> [Exercise] Extract all of the entries and give them again, word for word.

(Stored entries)
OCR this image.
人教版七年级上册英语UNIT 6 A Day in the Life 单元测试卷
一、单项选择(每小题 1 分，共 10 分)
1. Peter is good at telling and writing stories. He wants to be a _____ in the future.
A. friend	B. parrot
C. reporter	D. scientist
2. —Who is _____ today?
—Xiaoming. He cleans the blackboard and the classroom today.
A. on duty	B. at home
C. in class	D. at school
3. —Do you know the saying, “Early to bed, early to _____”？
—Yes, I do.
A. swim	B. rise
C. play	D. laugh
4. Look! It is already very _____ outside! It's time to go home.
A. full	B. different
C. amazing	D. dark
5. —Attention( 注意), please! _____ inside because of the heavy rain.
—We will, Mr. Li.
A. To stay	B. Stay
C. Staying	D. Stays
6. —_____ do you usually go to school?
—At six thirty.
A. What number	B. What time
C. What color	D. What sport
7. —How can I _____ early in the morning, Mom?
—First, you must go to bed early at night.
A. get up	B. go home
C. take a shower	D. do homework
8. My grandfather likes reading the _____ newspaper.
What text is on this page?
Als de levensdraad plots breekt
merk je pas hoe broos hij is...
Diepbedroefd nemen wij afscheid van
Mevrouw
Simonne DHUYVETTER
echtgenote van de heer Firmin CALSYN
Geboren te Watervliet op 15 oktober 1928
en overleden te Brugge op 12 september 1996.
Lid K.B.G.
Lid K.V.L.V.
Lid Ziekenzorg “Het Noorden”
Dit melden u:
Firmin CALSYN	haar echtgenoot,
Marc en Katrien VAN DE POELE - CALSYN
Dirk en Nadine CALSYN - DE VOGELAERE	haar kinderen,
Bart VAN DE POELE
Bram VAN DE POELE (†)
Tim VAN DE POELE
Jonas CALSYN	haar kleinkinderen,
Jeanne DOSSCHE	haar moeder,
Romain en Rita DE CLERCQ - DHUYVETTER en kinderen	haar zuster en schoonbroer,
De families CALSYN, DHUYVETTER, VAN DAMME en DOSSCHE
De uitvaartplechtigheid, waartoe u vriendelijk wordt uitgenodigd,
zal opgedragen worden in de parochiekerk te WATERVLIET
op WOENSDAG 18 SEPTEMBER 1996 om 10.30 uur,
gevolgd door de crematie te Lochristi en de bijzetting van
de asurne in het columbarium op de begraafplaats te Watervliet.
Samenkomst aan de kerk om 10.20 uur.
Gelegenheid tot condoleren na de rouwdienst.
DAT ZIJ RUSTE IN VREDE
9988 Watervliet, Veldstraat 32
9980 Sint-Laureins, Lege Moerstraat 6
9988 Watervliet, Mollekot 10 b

> [The response]
OCR this image.
人教版七年级上册英语UNIT 6 A Day in the Life 单元测试卷
一、单项选择(每小题 1 分，共 10 分)
1. Peter is good at telling and writing stories. He wants to be a _____ in the future.
A. friend	B. parrot
C. reporter	D. scientist
2. —Who is _____ today?
—Xiaoming. He cleans the blackboard and the classroom today.
A. on duty	B. at home
C. in class	D. at school
3. —Do you know the saying, “Early to bed, early to _____”？
—Yes, I do.
A. swim	B. rise
C. play	D. laugh
4. Look! It is already very _____ outside! It's time to go home.
A. full	B. different
C. amazing	D. dark
5. —Attention( 注意), please! _____ inside because of the heavy rain.
—We will, Mr. Li.
A. To stay	B. Stay
C. Staying	D. Stays
6. —_____ do you usually go to school?
—At six thirty.
A. What number	B. What time
C. What color	D. What sport
7. —How can I _____ early in the morning, Mom?
—First, you must go to bed early at night.
A. get up	B. go home
C. take a shower	D. do homework
8. My grandfather likes reading the _____ newspaper.
What text is on this page?
Als de levensdraad plots breekt
merk je pas hoe broos hij is...
Diepbedroefd nemen wij afscheid van
Mevrouw
Simonne DHUYVETTER
echtgenote van de heer Firmin CALSYN
Geboren te Watervliet op 15 oktober 1928
en overleden te Brugge op 12 september 1996.
Lid K.B.G.
Lid K.V.L.V.
Lid Ziekenzorg “Het Noorden”
Dit melden u:
Firmin CALSYN	haar echtgenoot,
Marc en Katrien VAN DE POELE - CALSYN
Dirk en Nadine CALSYN - DE VOGELAERE	haar kinderen,
Bart VAN DE POELE
Bram VAN DE POELE (†)
Tim VAN DE POELE
Jonas CALSYN	haar kleinkinderen,
Jeanne DOSSCHE	haar moeder,
Romain en Rita DE CLERCQ - DHUYVETTER en kinderen	haar zuster en schoonbroer,
De families CALSYN, DHUYVETTER, VAN DAMME en DOSSCHE
De uitvaartplechtigheid, waartoe u vriendelijk wordt uitgenodigd,
zal opgedragen worden in de parochiekerk te WATERVLIET
op WOENSDAG 18 SEPTEMBER 1996 om 10.30 uur,
gevolgd door de crematie te Lochristi en de bijzetting van
de asurne in het columbarium op de begraafplaats te Watervliet.
Samenkomst aan de kerk om 10.20 uur.
Gelegenheid tot condoleren na de rouwdienst.
DAT ZIJ RUSTE IN VREDE
9988 Watervliet, Veldstraat 32
9980 Sint-Laureins, Lege Moerstraat 6
9988 Watervliet, Mollekot 10 b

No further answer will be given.